┌──
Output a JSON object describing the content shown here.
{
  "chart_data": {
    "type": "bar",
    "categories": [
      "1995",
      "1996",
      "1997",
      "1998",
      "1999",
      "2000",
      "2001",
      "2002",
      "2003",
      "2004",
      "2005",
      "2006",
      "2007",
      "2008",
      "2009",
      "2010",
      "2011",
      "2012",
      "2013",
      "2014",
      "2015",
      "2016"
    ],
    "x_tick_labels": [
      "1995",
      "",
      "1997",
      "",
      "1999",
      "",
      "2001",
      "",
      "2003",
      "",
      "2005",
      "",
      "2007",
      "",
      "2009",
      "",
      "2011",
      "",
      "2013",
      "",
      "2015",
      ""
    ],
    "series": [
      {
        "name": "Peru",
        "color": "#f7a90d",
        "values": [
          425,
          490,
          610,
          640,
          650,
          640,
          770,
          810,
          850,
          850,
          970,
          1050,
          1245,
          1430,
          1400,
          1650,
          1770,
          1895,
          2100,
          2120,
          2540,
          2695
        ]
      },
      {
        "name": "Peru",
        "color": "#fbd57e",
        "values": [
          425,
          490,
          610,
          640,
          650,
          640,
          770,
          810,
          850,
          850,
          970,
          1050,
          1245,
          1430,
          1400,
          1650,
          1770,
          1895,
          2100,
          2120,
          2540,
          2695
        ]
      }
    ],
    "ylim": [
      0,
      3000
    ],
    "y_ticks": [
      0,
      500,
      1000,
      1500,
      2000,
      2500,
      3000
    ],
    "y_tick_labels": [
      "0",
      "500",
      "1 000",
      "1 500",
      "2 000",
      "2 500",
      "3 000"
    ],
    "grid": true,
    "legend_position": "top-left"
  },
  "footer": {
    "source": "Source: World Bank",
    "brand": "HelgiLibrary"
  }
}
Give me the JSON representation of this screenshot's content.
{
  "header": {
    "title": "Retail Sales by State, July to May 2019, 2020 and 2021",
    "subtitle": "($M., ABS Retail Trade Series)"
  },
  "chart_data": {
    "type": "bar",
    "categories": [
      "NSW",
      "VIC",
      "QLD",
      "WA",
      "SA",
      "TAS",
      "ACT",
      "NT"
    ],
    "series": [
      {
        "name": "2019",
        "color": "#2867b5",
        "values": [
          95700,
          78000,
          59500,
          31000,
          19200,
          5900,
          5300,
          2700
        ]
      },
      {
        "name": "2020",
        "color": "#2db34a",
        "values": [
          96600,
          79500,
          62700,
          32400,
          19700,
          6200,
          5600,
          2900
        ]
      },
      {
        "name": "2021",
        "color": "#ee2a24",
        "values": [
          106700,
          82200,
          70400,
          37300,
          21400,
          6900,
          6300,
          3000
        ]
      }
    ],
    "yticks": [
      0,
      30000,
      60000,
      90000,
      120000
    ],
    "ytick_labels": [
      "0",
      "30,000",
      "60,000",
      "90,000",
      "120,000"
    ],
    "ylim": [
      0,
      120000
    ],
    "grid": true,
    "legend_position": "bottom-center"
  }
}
└──
Written problem:
Copy out the full material exactly as it appears.

The solution:
Output a JSON object describing the content shown here.
{
  "chart_data": {
    "type": "bar",
    "categories": [
      "1995",
      "1996",
      "1997",
      "1998",
      "1999",
      "2000",
      "2001",
      "2002",
      "2003",
      "2004",
      "2005",
      "2006",
      "2007",
      "2008",
      "2009",
      "2010",
      "2011",
      "2012",
      "2013",
      "2014",
      "2015",
      "2016"
    ],
    "x_tick_labels": [
      "1995",
      "",
      "1997",
      "",
      "1999",
      "",
      "2001",
      "",
      "2003",
      "",
      "2005",
      "",
      "2007",
      "",
      "2009",
      "",
      "2011",
      "",
      "2013",
      "",
      "2015",
      ""
    ],
    "series": [
      {
        "name": "Peru",
        "color": "#f7a90d",
        "values": [
          425,
          490,
          610,
          640,
          650,
          640,
          770,
          810,
          850,
          850,
          970,
          1050,
          1245,
          1430,
          1400,
          1650,
          1770,
          1895,
          2100,
          2120,
          2540,
          2695
        ]
      },
      {
        "name": "Peru",
        "color": "#fbd57e",
        "values": [
          425,
          490,
          610,
          640,
          650,
          640,
          770,
          810,
          850,
          850,
          970,
          1050,
          1245,
          1430,
          1400,
          1650,
          1770,
          1895,
          2100,
          2120,
          2540,
          2695
        ]
      }
    ],
    "ylim": [
      0,
      3000
    ],
    "y_ticks": [
      0,
      500,
      1000,
      1500,
      2000,
      2500,
      3000
    ],
    "y_tick_labels": [
      "0",
      "500",
      "1 000",
      "1 500",
      "2 000",
      "2 500",
      "3 000"
    ],
    "grid": true,
    "legend_position": "top-left"
  },
  "footer": {
    "source": "Source: World Bank",
    "brand": "HelgiLibrary"
  }
}
Give me the JSON representation of this screenshot's content.
{
  "header": {
    "title": "Retail Sales by State, July to May 2019, 2020 and 2021",
    "subtitle": "($M., ABS Retail Trade Series)"
  },
  "chart_data": {
    "type": "bar",
    "categories": [
      "NSW",
      "VIC",
      "QLD",
      "WA",
      "SA",
      "TAS",
      "ACT",
      "NT"
    ],
    "series": [
      {
        "name": "2019",
        "color": "#2867b5",
        "values": [
          95700,
          78000,
          59500,
          31000,
          19200,
          5900,
          5300,
          2700
        ]
      },
      {
        "name": "2020",
        "color": "#2db34a",
        "values": [
          96600,
          79500,
          62700,
          32400,
          19700,
          6200,
          5600,
          2900
        ]
      },
      {
        "name": "2021",
        "color": "#ee2a24",
        "values": [
          106700,
          82200,
          70400,
          37300,
          21400,
          6900,
          6300,
          3000
        ]
      }
    ],
    "yticks": [
      0,
      30000,
      60000,
      90000,
      120000
    ],
    "ytick_labels": [
      "0",
      "30,000",
      "60,000",
      "90,000",
      "120,000"
    ],
    "ylim": [
      0,
      120000
    ],
    "grid": true,
    "legend_position": "bottom-center"
  }
}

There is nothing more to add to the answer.